Give only the number of lines in the data that contain the word "days".

** Start of Stored data **

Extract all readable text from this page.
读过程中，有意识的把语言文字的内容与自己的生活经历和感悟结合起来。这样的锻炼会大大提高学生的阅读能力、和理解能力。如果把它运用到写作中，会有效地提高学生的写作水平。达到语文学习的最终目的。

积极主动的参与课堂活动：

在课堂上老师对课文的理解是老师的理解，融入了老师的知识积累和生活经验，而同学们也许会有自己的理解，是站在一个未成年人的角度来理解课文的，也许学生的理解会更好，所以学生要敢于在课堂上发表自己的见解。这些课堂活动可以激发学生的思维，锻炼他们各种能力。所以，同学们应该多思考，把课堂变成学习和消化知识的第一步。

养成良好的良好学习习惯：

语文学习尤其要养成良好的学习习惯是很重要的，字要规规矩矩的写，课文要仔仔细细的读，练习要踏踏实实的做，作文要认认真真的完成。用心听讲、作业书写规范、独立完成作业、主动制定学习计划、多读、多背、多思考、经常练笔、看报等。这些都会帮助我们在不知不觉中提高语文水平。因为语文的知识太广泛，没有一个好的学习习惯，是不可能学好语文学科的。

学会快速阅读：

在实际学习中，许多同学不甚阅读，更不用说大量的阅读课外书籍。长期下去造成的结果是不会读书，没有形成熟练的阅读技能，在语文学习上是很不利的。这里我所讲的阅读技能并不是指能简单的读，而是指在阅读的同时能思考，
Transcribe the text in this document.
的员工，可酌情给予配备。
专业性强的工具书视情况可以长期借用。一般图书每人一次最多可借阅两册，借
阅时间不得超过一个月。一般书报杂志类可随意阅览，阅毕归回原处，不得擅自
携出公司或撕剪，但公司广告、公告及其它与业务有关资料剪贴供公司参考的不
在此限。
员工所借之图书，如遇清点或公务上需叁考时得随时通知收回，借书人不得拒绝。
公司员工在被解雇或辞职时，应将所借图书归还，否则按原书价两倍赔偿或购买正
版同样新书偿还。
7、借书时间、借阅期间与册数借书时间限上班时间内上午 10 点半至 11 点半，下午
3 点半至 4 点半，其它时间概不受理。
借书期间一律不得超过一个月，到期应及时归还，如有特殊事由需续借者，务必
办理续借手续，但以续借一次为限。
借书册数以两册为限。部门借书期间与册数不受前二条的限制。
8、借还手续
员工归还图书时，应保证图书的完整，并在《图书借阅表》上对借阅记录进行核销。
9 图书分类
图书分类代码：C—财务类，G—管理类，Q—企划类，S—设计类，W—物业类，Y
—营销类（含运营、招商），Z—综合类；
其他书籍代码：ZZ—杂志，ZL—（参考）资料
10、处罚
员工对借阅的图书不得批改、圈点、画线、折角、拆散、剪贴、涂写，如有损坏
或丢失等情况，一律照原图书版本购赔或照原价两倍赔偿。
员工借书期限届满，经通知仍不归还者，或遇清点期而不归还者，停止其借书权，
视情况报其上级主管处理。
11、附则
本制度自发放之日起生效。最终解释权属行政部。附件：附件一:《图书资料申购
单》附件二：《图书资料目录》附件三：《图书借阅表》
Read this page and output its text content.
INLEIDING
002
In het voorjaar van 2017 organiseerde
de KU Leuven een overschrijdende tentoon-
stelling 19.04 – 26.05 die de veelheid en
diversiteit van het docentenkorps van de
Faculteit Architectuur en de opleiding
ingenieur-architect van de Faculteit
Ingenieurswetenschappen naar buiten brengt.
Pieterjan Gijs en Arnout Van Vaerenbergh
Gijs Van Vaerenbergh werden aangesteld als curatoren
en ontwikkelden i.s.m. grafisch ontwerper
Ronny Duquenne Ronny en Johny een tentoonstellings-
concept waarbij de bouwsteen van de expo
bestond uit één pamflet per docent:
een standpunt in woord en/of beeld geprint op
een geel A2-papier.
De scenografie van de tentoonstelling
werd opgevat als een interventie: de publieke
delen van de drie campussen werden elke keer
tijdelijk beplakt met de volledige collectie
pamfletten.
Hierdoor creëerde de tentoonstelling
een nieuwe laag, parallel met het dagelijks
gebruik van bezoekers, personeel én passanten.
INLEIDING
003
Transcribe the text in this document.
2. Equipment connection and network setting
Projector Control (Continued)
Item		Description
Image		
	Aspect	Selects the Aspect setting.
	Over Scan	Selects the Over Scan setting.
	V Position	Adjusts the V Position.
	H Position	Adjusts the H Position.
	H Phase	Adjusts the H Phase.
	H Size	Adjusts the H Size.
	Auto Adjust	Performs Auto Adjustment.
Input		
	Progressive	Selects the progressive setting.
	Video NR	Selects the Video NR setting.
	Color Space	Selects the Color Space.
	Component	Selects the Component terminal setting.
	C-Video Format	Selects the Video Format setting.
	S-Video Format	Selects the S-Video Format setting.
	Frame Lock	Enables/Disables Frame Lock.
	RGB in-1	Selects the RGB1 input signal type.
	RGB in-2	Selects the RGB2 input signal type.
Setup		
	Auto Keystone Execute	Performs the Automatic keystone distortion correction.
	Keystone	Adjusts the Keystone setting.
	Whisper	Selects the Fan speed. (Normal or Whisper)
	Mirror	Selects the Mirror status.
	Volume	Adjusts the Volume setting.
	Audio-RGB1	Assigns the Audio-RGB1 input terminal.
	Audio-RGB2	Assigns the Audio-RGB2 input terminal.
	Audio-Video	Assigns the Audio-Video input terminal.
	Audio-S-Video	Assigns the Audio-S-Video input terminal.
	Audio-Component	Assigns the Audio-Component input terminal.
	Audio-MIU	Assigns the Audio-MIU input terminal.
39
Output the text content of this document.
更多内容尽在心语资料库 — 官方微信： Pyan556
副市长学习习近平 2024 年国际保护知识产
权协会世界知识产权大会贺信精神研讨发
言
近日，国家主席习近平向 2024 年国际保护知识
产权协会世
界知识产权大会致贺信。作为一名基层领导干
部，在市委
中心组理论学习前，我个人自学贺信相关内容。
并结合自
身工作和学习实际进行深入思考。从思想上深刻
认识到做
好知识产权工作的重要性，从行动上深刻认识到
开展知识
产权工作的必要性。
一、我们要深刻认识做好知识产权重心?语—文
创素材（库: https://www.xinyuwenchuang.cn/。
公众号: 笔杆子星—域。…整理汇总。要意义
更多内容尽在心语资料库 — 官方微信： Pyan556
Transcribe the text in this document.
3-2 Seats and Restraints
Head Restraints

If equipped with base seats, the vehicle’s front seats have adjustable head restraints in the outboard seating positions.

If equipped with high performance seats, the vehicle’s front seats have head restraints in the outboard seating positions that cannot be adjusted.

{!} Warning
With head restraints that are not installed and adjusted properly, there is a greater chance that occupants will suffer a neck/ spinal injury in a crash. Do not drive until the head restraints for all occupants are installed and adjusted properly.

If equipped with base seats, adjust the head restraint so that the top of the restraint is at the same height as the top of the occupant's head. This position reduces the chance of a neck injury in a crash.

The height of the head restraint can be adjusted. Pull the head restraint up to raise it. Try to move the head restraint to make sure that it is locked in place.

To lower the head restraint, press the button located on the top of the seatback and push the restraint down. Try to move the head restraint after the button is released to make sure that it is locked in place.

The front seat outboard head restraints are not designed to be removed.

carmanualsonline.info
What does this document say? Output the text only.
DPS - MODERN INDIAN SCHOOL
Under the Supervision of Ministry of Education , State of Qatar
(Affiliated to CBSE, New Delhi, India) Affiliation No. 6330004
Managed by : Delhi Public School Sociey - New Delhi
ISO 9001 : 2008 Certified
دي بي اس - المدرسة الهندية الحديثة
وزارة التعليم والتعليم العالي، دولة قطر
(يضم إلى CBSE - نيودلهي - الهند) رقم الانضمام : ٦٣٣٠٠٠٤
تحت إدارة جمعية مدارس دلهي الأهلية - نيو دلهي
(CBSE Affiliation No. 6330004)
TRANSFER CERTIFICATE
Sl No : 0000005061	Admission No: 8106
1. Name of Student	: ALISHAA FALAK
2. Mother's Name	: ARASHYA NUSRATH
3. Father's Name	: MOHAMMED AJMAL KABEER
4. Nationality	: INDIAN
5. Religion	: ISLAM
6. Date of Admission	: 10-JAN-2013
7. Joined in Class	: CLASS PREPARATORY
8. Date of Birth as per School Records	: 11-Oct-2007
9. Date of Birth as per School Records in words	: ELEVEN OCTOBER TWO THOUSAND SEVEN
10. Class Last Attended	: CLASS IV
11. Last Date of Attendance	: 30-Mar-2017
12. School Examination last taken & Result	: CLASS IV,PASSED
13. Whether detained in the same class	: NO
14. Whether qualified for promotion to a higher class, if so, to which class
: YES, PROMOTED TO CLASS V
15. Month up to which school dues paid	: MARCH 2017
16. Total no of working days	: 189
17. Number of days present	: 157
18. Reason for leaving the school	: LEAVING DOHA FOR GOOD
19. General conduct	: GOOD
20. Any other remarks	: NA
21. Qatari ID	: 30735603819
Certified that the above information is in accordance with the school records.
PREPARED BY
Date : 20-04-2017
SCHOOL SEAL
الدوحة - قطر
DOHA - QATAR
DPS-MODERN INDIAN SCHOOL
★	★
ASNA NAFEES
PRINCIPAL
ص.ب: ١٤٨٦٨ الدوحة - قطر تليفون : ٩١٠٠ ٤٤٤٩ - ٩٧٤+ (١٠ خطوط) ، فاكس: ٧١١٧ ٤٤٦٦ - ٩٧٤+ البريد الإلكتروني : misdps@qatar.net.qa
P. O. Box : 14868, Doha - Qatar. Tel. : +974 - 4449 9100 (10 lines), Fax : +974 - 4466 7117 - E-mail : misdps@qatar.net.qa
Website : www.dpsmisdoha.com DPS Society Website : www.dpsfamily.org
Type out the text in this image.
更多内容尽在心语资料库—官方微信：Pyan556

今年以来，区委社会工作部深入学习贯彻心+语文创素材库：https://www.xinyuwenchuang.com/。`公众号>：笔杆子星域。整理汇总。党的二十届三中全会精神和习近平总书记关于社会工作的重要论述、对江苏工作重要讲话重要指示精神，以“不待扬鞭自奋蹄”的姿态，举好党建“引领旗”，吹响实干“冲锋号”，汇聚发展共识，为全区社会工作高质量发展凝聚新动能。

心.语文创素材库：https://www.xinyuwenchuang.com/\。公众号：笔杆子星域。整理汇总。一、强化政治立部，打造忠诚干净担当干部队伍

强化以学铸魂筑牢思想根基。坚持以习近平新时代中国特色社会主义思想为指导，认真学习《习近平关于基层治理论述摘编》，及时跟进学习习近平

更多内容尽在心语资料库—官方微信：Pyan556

** End of Stored data **

Solution for this task:
2